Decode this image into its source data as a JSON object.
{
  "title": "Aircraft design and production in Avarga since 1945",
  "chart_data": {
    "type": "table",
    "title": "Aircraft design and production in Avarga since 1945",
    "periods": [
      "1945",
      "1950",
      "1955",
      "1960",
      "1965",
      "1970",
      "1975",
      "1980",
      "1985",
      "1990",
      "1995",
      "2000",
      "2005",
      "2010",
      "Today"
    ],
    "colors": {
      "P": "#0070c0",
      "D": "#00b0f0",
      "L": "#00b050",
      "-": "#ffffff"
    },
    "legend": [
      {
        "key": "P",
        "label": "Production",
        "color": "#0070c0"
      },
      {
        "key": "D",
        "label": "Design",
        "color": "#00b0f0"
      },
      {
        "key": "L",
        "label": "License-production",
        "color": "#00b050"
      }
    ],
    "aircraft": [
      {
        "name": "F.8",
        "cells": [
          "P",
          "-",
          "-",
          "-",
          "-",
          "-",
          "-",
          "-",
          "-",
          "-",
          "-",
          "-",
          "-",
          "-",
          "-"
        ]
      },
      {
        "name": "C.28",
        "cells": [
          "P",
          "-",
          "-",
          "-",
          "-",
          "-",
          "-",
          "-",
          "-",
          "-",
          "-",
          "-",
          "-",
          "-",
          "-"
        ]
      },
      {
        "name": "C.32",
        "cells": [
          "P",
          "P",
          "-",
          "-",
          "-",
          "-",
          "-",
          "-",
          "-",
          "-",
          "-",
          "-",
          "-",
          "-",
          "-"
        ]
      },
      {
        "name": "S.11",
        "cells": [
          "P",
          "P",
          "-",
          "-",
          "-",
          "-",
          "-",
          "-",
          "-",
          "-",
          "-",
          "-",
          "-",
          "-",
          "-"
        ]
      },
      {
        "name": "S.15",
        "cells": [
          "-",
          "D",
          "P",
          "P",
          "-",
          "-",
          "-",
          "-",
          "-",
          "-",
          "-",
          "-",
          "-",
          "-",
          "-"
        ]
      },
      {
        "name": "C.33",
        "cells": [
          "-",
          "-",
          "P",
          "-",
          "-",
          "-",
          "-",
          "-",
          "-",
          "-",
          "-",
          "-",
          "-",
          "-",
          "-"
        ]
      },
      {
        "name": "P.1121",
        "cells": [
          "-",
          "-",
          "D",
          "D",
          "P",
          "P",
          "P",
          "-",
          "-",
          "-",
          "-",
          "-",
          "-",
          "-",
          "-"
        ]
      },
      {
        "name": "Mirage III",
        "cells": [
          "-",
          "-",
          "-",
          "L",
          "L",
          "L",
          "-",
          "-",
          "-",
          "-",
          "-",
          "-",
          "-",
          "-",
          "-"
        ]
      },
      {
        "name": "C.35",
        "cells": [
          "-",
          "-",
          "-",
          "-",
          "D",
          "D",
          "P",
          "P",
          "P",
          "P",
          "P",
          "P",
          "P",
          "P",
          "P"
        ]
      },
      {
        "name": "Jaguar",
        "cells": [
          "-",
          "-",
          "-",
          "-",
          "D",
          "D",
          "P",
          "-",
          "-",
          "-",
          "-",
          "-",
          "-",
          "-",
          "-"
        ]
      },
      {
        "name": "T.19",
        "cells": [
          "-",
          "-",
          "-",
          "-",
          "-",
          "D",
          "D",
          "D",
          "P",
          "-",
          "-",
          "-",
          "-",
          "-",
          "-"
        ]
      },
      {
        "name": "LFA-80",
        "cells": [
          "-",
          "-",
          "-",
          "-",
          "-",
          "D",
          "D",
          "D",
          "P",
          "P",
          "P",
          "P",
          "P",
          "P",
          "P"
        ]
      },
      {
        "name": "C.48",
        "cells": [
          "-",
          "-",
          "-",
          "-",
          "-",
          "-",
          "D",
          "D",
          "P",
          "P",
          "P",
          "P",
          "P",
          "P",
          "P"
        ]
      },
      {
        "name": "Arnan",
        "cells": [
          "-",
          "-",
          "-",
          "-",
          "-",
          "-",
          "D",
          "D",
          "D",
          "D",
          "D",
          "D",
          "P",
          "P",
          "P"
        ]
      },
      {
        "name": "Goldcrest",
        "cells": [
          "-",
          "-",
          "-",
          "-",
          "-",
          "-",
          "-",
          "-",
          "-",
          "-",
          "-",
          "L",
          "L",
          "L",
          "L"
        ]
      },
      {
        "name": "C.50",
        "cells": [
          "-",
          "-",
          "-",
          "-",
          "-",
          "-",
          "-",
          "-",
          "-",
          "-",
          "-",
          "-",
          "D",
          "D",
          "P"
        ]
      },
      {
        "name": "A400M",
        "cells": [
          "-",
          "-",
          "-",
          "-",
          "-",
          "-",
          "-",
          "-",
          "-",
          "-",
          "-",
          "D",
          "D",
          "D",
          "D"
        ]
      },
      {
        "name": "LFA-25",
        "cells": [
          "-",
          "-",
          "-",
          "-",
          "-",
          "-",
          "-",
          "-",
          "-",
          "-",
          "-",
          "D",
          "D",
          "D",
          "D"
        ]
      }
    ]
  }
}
----
# Task goal
Output the full listing exactly as it stands.

# Output for this task
Decode this image into its source data as a JSON object.
{
  "title": "Aircraft design and production in Avarga since 1945",
  "chart_data": {
    "type": "table",
    "title": "Aircraft design and production in Avarga since 1945",
    "periods": [
      "1945",
      "1950",
      "1955",
      "1960",
      "1965",
      "1970",
      "1975",
      "1980",
      "1985",
      "1990",
      "1995",
      "2000",
      "2005",
      "2010",
      "Today"
    ],
    "colors": {
      "P": "#0070c0",
      "D": "#00b0f0",
      "L": "#00b050",
      "-": "#ffffff"
    },
    "legend": [
      {
        "key": "P",
        "label": "Production",
        "color": "#0070c0"
      },
      {
        "key": "D",
        "label": "Design",
        "color": "#00b0f0"
      },
      {
        "key": "L",
        "label": "License-production",
        "color": "#00b050"
      }
    ],
    "aircraft": [
      {
        "name": "F.8",
        "cells": [
          "P",
          "-",
          "-",
          "-",
          "-",
          "-",
          "-",
          "-",
          "-",
          "-",
          "-",
          "-",
          "-",
          "-",
          "-"
        ]
      },
      {
        "name": "C.28",
        "cells": [
          "P",
          "-",
          "-",
          "-",
          "-",
          "-",
          "-",
          "-",
          "-",
          "-",
          "-",
          "-",
          "-",
          "-",
          "-"
        ]
      },
      {
        "name": "C.32",
        "cells": [
          "P",
          "P",
          "-",
          "-",
          "-",
          "-",
          "-",
          "-",
          "-",
          "-",
          "-",
          "-",
          "-",
          "-",
          "-"
        ]
      },
      {
        "name": "S.11",
        "cells": [
          "P",
          "P",
          "-",
          "-",
          "-",
          "-",
          "-",
          "-",
          "-",
          "-",
          "-",
          "-",
          "-",
          "-",
          "-"
        ]
      },
      {
        "name": "S.15",
        "cells": [
          "-",
          "D",
          "P",
          "P",
          "-",
          "-",
          "-",
          "-",
          "-",
          "-",
          "-",
          "-",
          "-",
          "-",
          "-"
        ]
      },
      {
        "name": "C.33",
        "cells": [
          "-",
          "-",
          "P",
          "-",
          "-",
          "-",
          "-",
          "-",
          "-",
          "-",
          "-",
          "-",
          "-",
          "-",
          "-"
        ]
      },
      {
        "name": "P.1121",
        "cells": [
          "-",
          "-",
          "D",
          "D",
          "P",
          "P",
          "P",
          "-",
          "-",
          "-",
          "-",
          "-",
          "-",
          "-",
          "-"
        ]
      },
      {
        "name": "Mirage III",
        "cells": [
          "-",
          "-",
          "-",
          "L",
          "L",
          "L",
          "-",
          "-",
          "-",
          "-",
          "-",
          "-",
          "-",
          "-",
          "-"
        ]
      },
      {
        "name": "C.35",
        "cells": [
          "-",
          "-",
          "-",
          "-",
          "D",
          "D",
          "P",
          "P",
          "P",
          "P",
          "P",
          "P",
          "P",
          "P",
          "P"
        ]
      },
      {
        "name": "Jaguar",
        "cells": [
          "-",
          "-",
          "-",
          "-",
          "D",
          "D",
          "P",
          "-",
          "-",
          "-",
          "-",
          "-",
          "-",
          "-",
          "-"
        ]
      },
      {
        "name": "T.19",
        "cells": [
          "-",
          "-",
          "-",
          "-",
          "-",
          "D",
          "D",
          "D",
          "P",
          "-",
          "-",
          "-",
          "-",
          "-",
          "-"
        ]
      },
      {
        "name": "LFA-80",
        "cells": [
          "-",
          "-",
          "-",
          "-",
          "-",
          "D",
          "D",
          "D",
          "P",
          "P",
          "P",
          "P",
          "P",
          "P",
          "P"
        ]
      },
      {
        "name": "C.48",
        "cells": [
          "-",
          "-",
          "-",
          "-",
          "-",
          "-",
          "D",
          "D",
          "P",
          "P",
          "P",
          "P",
          "P",
          "P",
          "P"
        ]
      },
      {
        "name": "Arnan",
        "cells": [
          "-",
          "-",
          "-",
          "-",
          "-",
          "-",
          "D",
          "D",
          "D",
          "D",
          "D",
          "D",
          "P",
          "P",
          "P"
        ]
      },
      {
        "name": "Goldcrest",
        "cells": [
          "-",
          "-",
          "-",
          "-",
          "-",
          "-",
          "-",
          "-",
          "-",
          "-",
          "-",
          "L",
          "L",
          "L",
          "L"
        ]
      },
      {
        "name": "C.50",
        "cells": [
          "-",
          "-",
          "-",
          "-",
          "-",
          "-",
          "-",
          "-",
          "-",
          "-",
          "-",
          "-",
          "D",
          "D",
          "P"
        ]
      },
      {
        "name": "A400M",
        "cells": [
          "-",
          "-",
          "-",
          "-",
          "-",
          "-",
          "-",
          "-",
          "-",
          "-",
          "-",
          "D",
          "D",
          "D",
          "D"
        ]
      },
      {
        "name": "LFA-25",
        "cells": [
          "-",
          "-",
          "-",
          "-",
          "-",
          "-",
          "-",
          "-",
          "-",
          "-",
          "-",
          "D",
          "D",
          "D",
          "D"
        ]
      }
    ]
  }
}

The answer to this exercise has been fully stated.